* **EXERCISE PROMPT**
All of the records listed below should be retyped exactly.

* **TASK INPUT**
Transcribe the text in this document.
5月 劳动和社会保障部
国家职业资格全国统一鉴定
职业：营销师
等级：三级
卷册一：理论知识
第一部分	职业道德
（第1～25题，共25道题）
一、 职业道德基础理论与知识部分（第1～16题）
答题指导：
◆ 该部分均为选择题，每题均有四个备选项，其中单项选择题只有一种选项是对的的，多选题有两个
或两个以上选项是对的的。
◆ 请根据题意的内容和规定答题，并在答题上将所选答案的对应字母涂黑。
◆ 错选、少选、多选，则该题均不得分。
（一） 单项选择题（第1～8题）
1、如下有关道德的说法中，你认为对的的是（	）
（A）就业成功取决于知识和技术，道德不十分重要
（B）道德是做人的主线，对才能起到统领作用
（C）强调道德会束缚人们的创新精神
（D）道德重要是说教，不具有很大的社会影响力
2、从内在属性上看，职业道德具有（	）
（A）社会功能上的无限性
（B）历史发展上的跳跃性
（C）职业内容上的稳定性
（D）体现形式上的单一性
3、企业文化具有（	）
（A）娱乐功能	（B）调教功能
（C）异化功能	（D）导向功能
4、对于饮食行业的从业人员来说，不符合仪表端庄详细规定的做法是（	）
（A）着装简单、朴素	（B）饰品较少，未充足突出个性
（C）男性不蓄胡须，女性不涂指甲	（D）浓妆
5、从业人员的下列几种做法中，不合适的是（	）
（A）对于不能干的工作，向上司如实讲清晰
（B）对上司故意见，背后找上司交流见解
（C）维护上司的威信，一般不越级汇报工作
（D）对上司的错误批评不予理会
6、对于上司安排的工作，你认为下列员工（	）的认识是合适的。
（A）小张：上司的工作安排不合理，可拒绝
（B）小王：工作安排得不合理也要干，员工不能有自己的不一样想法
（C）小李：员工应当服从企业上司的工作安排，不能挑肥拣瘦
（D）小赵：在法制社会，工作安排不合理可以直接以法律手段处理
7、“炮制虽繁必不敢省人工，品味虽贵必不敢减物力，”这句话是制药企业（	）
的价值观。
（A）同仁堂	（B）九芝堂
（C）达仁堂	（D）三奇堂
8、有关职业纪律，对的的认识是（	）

* **TASK RESULT**
Transcribe the text in this document.
5月 劳动和社会保障部
国家职业资格全国统一鉴定
职业：营销师
等级：三级
卷册一：理论知识
第一部分	职业道德
（第1～25题，共25道题）
一、 职业道德基础理论与知识部分（第1～16题）
答题指导：
◆ 该部分均为选择题，每题均有四个备选项，其中单项选择题只有一种选项是对的的，多选题有两个
或两个以上选项是对的的。
◆ 请根据题意的内容和规定答题，并在答题上将所选答案的对应字母涂黑。
◆ 错选、少选、多选，则该题均不得分。
（一） 单项选择题（第1～8题）
1、如下有关道德的说法中，你认为对的的是（	）
（A）就业成功取决于知识和技术，道德不十分重要
（B）道德是做人的主线，对才能起到统领作用
（C）强调道德会束缚人们的创新精神
（D）道德重要是说教，不具有很大的社会影响力
2、从内在属性上看，职业道德具有（	）
（A）社会功能上的无限性
（B）历史发展上的跳跃性
（C）职业内容上的稳定性
（D）体现形式上的单一性
3、企业文化具有（	）
（A）娱乐功能	（B）调教功能
（C）异化功能	（D）导向功能
4、对于饮食行业的从业人员来说，不符合仪表端庄详细规定的做法是（	）
（A）着装简单、朴素	（B）饰品较少，未充足突出个性
（C）男性不蓄胡须，女性不涂指甲	（D）浓妆
5、从业人员的下列几种做法中，不合适的是（	）
（A）对于不能干的工作，向上司如实讲清晰
（B）对上司故意见，背后找上司交流见解
（C）维护上司的威信，一般不越级汇报工作
（D）对上司的错误批评不予理会
6、对于上司安排的工作，你认为下列员工（	）的认识是合适的。
（A）小张：上司的工作安排不合理，可拒绝
（B）小王：工作安排得不合理也要干，员工不能有自己的不一样想法
（C）小李：员工应当服从企业上司的工作安排，不能挑肥拣瘦
（D）小赵：在法制社会，工作安排不合理可以直接以法律手段处理
7、“炮制虽繁必不敢省人工，品味虽贵必不敢减物力，”这句话是制药企业（	）
的价值观。
（A）同仁堂	（B）九芝堂
（C）达仁堂	（D）三奇堂
8、有关职业纪律，对的的认识是（	）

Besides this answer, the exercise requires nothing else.